Exercise prompt => Gather the lines from the material that contain "array".

(Data extracted from a collection)
◇ ◇ ◇

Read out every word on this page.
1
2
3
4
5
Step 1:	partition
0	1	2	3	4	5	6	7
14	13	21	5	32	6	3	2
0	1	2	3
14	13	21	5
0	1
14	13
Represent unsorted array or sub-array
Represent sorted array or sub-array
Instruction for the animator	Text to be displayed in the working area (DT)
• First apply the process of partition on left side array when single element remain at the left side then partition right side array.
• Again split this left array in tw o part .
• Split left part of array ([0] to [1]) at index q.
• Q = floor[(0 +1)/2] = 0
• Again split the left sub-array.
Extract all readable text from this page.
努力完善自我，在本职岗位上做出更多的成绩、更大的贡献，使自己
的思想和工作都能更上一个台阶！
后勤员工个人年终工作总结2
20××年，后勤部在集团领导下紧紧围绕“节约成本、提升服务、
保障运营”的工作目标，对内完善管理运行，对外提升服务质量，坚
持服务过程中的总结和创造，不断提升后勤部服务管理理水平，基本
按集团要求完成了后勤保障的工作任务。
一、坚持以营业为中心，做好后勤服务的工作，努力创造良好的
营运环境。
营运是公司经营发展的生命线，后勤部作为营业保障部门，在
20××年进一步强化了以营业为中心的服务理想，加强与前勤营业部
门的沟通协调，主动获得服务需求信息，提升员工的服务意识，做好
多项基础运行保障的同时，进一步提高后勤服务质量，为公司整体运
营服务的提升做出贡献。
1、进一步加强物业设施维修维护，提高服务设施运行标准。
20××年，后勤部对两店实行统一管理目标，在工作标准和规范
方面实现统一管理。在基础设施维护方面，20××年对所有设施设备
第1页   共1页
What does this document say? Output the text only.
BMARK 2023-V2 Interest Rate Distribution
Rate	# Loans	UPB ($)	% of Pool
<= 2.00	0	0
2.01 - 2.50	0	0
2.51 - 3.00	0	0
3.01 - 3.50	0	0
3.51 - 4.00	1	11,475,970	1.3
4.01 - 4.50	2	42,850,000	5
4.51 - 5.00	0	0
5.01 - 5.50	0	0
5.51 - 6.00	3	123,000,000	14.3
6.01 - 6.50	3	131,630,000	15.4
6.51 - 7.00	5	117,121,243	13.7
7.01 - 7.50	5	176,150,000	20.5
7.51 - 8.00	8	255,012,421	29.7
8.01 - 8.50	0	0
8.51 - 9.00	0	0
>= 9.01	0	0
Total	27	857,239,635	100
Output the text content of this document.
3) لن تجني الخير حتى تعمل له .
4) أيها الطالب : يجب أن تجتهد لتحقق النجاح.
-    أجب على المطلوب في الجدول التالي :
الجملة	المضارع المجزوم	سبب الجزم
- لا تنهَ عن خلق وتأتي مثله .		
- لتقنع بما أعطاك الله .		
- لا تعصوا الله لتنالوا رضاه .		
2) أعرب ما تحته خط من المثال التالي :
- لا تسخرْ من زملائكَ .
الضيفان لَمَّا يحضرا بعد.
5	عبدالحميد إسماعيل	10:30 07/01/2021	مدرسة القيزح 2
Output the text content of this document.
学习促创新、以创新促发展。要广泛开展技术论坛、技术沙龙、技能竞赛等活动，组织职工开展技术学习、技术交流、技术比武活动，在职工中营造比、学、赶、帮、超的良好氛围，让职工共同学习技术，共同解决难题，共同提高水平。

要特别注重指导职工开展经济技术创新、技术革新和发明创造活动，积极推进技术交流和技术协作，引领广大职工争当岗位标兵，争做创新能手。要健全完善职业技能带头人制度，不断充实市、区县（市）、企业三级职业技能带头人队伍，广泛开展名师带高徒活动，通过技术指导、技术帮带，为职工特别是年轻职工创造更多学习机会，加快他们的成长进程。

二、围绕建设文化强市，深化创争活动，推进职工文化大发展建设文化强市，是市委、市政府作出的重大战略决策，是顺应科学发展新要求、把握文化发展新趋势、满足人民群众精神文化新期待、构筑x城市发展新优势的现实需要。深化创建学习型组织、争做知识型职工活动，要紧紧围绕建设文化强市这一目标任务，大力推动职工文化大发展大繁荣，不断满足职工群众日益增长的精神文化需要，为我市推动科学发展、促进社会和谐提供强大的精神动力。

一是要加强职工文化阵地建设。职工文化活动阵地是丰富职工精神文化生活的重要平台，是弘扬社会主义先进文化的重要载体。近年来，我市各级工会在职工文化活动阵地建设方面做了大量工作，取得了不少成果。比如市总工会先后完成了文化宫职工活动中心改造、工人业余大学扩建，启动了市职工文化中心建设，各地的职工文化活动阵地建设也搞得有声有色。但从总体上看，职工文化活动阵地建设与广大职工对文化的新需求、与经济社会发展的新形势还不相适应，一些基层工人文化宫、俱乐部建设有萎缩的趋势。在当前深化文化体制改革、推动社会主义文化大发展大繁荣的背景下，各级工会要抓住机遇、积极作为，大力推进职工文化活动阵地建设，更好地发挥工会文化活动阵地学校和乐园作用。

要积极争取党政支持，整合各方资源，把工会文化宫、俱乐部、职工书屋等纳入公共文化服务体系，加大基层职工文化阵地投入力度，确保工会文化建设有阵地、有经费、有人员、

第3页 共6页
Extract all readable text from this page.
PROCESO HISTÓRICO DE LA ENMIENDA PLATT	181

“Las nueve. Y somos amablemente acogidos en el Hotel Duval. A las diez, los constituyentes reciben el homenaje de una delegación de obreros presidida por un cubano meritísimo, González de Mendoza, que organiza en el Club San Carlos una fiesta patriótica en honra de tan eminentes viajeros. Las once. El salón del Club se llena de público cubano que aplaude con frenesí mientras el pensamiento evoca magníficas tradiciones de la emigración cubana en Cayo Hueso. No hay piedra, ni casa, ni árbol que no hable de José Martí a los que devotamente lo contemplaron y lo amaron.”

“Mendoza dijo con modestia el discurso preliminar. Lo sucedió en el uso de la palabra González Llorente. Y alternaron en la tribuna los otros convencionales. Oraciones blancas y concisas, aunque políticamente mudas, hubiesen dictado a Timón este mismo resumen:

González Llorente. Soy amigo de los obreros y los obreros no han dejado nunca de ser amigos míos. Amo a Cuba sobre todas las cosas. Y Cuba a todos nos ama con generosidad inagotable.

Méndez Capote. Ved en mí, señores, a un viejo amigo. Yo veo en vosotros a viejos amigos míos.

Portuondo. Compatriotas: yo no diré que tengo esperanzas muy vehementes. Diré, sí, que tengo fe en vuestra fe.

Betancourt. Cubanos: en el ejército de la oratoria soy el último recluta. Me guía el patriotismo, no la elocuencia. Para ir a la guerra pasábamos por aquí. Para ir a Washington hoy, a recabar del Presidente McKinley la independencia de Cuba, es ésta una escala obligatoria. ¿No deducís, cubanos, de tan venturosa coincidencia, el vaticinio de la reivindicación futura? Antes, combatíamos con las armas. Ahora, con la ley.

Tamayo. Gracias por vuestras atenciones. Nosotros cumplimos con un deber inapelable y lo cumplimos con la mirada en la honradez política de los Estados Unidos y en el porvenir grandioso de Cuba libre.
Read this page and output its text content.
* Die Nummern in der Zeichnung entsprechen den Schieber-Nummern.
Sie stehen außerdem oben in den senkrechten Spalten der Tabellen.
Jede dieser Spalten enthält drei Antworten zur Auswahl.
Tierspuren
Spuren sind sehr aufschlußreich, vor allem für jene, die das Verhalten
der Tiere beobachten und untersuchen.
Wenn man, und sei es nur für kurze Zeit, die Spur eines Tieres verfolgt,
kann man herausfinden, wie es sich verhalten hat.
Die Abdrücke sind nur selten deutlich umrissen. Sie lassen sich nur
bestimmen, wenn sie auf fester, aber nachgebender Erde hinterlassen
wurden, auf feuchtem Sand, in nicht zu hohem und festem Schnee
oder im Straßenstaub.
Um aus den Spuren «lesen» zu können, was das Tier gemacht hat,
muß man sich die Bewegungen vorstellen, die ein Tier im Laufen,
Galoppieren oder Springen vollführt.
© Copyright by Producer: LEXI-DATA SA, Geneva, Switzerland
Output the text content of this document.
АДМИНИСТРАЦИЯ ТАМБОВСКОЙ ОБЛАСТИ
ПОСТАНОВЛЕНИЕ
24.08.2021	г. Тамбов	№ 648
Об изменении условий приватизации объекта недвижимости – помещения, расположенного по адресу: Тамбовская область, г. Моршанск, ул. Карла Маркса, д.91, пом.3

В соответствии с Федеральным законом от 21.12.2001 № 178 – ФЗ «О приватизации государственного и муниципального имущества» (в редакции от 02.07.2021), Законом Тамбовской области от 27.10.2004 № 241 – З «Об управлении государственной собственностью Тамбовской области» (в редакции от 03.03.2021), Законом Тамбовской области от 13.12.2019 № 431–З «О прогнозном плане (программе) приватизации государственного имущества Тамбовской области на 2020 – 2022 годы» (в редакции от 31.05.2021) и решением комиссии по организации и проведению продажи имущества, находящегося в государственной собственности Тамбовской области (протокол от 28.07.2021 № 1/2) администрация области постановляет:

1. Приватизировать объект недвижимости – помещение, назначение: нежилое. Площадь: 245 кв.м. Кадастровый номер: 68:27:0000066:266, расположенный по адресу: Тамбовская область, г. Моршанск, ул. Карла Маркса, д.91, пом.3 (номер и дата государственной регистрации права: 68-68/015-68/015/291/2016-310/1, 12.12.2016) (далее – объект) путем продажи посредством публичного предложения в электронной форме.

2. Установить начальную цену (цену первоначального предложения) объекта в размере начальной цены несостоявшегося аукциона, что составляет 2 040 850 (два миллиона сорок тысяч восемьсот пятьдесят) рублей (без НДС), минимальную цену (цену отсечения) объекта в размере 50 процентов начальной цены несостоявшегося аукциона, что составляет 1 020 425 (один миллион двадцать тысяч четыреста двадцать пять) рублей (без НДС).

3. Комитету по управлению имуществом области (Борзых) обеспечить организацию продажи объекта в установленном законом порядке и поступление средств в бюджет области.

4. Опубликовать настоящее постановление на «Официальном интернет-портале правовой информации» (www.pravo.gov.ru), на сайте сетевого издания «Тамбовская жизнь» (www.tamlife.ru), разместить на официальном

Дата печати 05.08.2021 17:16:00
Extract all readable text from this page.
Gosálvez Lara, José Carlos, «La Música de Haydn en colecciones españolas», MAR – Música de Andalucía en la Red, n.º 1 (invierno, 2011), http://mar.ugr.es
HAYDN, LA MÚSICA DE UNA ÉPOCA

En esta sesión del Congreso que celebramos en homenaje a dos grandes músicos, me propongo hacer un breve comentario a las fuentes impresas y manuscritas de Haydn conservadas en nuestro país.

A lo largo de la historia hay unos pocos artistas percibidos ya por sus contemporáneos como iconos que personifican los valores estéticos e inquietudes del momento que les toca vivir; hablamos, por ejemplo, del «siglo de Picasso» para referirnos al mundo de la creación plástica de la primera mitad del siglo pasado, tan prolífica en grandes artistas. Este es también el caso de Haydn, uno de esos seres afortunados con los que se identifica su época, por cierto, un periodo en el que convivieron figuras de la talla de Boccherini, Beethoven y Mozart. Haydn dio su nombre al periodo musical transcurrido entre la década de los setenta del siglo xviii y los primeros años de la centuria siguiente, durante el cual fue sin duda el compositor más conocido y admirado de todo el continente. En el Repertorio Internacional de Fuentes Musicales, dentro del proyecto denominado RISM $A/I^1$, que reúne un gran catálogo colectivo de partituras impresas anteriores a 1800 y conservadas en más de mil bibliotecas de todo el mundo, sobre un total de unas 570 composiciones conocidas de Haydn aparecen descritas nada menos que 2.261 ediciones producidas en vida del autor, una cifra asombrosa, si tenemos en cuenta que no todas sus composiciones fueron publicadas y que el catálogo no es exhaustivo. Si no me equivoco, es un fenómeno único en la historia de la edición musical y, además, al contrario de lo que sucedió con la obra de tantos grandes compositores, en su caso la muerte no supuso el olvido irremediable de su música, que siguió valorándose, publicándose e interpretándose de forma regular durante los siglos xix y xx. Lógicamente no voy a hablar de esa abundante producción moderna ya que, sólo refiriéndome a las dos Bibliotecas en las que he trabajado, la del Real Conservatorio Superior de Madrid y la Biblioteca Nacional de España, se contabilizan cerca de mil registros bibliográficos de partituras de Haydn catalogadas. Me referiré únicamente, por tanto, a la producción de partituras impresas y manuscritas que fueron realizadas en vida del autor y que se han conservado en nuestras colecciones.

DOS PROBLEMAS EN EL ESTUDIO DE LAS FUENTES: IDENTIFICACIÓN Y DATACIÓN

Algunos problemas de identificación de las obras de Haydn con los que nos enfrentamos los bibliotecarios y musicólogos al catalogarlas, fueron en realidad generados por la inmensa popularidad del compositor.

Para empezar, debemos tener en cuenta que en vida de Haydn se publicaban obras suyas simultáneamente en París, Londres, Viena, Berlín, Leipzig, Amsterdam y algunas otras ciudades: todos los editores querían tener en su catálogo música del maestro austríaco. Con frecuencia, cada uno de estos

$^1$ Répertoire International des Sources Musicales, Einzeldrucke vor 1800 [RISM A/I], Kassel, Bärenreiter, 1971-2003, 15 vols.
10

◇ ◇ ◇

Response to this exercise =>
Represent unsorted array or sub-array
Represent sorted array or sub-array
• First apply the process of partition on left side array when single element remain at the left side then partition right side array.
• Again split this left array in tw o part .
• Split left part of array ([0] to [1]) at index q.
• Again split the left sub-array.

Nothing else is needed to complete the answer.